→ Records to use:
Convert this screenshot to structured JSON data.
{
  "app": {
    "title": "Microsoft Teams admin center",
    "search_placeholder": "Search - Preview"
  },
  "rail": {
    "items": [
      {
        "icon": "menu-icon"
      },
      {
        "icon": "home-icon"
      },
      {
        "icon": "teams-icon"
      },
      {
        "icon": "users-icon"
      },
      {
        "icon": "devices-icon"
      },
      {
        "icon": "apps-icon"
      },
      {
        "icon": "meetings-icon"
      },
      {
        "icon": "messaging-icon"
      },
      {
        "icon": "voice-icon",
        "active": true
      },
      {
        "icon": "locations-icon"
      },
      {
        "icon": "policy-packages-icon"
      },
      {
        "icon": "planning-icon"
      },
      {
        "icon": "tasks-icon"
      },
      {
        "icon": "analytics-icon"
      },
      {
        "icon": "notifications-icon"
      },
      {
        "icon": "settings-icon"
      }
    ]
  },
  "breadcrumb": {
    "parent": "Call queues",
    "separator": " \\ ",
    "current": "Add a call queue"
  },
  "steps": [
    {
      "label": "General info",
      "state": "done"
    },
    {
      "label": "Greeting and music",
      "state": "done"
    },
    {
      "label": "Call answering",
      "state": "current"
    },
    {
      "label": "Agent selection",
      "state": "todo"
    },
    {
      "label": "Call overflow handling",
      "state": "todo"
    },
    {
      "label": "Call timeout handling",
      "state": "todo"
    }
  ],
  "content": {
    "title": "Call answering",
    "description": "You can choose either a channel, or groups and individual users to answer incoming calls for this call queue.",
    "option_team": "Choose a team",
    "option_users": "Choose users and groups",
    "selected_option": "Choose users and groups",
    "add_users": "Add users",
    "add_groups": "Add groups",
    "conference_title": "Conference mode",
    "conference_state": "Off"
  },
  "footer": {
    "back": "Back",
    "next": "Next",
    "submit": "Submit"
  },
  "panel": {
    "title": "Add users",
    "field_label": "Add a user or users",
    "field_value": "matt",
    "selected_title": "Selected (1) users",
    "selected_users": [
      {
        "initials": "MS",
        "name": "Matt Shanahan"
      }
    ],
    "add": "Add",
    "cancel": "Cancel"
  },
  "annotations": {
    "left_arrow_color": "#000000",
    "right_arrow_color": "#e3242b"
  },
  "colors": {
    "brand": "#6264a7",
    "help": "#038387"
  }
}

→ What the exercise asks: Show every line in the entries where the string "handling" occurs.

→ Complete response:
      "label": "Call overflow handling",
      "label": "Call timeout handling",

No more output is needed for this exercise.